--- START ---

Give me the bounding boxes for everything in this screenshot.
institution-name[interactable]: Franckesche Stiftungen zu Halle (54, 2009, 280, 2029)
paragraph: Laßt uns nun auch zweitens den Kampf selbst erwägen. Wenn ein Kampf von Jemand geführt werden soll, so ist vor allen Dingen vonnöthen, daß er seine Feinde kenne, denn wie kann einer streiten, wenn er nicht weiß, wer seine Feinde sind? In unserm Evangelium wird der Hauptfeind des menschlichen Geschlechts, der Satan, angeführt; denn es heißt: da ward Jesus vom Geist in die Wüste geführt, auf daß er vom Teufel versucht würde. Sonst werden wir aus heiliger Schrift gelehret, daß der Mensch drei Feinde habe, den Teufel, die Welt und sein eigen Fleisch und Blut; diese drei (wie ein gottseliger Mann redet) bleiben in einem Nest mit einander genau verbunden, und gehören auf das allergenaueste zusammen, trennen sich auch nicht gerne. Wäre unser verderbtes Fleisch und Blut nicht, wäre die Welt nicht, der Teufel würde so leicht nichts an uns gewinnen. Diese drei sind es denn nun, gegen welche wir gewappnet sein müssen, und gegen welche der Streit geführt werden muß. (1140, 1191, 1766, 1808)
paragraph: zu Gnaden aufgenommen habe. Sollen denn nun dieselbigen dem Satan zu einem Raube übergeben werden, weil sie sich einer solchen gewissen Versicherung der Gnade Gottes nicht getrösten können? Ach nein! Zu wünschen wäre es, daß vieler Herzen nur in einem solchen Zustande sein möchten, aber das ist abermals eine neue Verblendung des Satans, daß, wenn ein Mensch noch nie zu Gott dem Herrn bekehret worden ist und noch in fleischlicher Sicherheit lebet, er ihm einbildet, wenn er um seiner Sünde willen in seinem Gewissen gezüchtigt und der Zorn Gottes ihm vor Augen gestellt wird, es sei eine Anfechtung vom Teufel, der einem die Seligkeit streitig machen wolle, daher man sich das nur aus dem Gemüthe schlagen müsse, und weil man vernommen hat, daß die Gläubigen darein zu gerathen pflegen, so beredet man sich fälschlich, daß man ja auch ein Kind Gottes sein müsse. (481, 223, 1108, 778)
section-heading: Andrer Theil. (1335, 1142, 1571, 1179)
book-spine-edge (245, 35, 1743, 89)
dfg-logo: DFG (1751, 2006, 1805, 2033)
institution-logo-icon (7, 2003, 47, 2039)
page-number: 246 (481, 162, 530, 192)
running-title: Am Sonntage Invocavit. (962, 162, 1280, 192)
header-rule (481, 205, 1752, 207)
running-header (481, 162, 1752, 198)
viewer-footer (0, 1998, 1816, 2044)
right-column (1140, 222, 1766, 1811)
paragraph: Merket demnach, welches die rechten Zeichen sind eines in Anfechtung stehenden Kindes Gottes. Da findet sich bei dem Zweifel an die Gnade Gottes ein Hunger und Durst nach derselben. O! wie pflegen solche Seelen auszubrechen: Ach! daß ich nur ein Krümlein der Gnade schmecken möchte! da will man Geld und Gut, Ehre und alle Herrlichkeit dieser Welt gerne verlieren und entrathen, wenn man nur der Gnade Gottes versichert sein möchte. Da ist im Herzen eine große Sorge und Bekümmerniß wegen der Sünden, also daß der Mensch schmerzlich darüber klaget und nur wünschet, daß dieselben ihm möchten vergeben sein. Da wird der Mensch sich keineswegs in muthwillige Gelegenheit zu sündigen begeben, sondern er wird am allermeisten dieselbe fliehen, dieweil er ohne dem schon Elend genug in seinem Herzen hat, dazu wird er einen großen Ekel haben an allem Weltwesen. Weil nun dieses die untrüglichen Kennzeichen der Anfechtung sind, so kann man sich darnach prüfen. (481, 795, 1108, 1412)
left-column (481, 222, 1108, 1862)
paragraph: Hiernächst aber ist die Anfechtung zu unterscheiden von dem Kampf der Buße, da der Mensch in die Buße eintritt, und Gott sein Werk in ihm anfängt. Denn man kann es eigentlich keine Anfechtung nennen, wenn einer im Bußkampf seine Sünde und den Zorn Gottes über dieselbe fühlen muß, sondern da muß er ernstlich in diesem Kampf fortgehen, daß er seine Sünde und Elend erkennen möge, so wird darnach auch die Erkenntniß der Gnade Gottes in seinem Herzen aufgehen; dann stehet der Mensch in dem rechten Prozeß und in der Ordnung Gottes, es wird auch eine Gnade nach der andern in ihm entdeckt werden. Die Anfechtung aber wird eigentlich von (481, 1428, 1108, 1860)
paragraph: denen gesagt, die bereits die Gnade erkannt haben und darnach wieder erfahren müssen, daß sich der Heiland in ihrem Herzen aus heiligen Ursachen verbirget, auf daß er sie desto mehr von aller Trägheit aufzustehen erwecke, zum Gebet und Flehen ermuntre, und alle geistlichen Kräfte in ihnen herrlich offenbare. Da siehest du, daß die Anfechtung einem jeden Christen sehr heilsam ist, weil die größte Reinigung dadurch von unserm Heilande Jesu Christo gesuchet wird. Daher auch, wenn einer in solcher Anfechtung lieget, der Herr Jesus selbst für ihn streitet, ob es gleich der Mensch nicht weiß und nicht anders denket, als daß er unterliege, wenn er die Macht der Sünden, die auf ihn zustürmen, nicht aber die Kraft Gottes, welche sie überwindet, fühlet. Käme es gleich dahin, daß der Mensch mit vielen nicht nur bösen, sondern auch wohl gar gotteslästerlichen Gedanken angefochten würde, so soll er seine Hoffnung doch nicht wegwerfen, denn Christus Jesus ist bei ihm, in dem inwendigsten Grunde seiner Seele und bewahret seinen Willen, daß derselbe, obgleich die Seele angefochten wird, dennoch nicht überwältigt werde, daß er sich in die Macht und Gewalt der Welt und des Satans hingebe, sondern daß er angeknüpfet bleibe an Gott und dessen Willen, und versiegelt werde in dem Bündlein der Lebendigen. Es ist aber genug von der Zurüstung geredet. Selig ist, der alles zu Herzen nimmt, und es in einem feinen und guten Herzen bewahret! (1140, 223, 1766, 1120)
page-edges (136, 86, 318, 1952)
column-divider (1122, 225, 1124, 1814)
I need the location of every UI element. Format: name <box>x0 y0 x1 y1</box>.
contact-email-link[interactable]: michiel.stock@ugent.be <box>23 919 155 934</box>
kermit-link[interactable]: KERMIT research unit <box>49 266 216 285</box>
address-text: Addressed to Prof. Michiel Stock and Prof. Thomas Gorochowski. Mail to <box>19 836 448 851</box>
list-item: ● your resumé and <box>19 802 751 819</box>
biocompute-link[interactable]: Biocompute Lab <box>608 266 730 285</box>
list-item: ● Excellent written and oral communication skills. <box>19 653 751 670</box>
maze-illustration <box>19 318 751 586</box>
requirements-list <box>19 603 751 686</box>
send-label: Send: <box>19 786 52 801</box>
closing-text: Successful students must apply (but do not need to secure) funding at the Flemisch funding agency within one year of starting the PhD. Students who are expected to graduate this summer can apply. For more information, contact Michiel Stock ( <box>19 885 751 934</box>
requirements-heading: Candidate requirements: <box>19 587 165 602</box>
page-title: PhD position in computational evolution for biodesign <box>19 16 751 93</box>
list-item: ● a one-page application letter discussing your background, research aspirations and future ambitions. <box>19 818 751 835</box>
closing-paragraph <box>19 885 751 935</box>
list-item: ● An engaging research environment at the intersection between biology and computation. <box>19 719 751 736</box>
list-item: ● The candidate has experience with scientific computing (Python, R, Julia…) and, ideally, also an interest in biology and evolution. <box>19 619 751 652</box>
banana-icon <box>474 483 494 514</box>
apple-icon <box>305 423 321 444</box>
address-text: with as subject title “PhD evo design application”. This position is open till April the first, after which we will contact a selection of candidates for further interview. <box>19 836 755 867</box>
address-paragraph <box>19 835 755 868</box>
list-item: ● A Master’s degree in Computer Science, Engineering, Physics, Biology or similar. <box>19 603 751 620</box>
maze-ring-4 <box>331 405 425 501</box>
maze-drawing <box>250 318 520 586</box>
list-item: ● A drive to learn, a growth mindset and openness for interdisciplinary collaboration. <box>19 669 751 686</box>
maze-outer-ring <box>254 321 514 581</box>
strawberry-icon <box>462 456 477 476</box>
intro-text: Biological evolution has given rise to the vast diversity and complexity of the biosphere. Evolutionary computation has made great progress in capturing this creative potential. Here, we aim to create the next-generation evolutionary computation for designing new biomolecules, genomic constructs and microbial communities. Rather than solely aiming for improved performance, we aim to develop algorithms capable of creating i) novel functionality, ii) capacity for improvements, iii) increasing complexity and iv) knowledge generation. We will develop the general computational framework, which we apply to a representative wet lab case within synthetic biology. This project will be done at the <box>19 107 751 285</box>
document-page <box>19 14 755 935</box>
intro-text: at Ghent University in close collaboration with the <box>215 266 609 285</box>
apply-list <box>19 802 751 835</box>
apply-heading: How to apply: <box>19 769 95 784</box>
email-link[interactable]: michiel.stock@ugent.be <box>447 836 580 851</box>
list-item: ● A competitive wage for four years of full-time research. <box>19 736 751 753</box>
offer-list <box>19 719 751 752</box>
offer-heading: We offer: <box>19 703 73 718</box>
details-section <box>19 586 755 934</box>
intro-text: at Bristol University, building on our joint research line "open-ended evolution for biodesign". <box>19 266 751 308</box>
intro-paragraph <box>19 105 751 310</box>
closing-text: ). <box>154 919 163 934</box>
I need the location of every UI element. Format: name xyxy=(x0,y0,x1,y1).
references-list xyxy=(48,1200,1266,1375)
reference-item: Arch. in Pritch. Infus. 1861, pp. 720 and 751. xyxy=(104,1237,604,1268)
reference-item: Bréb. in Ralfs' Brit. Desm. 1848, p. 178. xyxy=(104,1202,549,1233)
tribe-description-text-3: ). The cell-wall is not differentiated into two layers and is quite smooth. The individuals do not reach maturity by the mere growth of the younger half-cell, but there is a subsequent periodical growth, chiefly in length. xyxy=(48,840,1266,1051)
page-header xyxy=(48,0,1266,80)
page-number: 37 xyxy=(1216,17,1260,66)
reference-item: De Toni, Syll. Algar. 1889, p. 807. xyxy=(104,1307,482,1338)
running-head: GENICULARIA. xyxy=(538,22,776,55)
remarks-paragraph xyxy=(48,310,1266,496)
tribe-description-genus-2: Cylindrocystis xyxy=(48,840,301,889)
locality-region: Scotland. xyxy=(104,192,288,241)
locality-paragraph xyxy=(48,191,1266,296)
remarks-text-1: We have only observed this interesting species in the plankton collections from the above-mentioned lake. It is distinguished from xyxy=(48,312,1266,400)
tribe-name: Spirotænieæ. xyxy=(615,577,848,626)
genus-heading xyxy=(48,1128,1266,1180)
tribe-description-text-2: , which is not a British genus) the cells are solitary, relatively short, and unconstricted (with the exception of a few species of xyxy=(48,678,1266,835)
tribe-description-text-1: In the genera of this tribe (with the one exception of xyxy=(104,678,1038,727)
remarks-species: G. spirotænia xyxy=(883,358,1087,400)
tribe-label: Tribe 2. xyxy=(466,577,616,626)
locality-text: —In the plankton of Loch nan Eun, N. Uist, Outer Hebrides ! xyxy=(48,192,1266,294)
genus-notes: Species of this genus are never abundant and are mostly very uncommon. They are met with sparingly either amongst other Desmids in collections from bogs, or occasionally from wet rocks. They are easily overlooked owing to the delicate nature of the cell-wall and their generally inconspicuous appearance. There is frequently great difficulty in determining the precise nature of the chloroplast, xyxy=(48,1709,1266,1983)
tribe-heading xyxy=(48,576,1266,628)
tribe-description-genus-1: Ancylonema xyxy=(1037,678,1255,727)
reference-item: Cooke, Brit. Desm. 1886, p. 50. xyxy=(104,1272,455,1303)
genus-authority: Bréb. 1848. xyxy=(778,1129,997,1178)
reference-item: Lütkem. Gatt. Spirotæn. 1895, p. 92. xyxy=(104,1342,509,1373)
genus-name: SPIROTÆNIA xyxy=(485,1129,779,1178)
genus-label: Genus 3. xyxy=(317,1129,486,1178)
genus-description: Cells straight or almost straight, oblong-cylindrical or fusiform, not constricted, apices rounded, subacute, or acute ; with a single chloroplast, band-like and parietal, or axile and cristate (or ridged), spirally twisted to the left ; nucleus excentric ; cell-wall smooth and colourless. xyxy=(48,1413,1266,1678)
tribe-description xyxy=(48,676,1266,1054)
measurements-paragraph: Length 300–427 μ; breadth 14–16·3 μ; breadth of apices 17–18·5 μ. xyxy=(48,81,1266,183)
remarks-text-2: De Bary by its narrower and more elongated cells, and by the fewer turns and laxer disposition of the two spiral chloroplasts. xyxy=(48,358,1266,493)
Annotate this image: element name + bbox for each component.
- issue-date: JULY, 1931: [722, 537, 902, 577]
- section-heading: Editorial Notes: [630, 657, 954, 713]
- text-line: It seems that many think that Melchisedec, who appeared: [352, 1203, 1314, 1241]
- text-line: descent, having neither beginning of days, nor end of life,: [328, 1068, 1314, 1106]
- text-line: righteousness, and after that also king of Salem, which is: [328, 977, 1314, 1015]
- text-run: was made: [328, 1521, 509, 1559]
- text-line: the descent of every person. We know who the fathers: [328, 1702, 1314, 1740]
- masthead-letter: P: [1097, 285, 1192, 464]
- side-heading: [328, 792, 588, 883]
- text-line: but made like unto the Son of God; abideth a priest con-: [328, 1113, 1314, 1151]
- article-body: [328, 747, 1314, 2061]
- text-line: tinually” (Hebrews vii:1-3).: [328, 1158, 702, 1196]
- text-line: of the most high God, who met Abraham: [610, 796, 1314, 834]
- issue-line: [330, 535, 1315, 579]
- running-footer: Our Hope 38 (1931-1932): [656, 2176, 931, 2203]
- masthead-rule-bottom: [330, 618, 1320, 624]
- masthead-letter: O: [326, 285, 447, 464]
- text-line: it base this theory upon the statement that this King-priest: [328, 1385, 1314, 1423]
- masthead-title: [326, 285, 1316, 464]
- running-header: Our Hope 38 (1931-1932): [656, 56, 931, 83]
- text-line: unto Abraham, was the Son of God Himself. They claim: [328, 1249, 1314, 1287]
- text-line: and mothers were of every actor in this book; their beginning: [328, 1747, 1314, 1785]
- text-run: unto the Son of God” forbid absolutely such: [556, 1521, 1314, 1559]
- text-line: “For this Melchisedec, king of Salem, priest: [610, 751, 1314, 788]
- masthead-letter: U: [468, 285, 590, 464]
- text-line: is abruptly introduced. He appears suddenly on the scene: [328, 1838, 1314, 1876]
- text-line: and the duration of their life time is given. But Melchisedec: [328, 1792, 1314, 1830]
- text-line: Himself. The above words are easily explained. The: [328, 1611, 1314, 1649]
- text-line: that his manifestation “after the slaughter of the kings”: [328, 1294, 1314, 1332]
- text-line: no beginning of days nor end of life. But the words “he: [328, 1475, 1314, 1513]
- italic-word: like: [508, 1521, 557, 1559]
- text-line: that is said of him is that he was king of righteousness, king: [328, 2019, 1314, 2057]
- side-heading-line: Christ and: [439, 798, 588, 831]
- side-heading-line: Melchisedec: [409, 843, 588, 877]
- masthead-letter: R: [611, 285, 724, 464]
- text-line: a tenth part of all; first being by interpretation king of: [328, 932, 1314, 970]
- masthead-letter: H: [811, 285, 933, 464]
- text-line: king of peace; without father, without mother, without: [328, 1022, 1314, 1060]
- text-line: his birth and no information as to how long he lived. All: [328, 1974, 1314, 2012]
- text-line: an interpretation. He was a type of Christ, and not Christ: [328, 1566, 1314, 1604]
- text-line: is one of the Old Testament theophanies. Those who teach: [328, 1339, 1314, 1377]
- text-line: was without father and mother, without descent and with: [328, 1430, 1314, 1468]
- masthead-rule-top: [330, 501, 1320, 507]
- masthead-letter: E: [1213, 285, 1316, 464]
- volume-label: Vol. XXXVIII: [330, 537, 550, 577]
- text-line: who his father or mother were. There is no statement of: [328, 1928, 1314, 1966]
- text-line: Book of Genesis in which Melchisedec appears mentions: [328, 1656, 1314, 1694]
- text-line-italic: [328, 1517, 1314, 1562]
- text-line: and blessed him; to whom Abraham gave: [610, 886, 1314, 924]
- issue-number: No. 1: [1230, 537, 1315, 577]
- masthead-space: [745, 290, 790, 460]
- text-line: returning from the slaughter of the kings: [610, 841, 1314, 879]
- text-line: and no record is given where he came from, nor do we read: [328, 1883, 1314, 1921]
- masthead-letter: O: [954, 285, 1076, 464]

--- END ---

## What is needed:
Pick out the lines above that hold the string "heading" and show them.

## Problem solution:
section-heading: Andrer Theil. (1335, 1142, 1571, 1179)
requirements-heading: Candidate requirements: <box>19 587 165 602</box>
apply-heading: How to apply: <box>19 769 95 784</box>
offer-heading: We offer: <box>19 703 73 718</box>
genus-heading xyxy=(48,1128,1266,1180)
tribe-heading xyxy=(48,576,1266,628)
- section-heading: Editorial Notes: [630, 657, 954, 713]
- side-heading: [328, 792, 588, 883]
- side-heading-line: Christ and: [439, 798, 588, 831]
- side-heading-line: Melchisedec: [409, 843, 588, 877]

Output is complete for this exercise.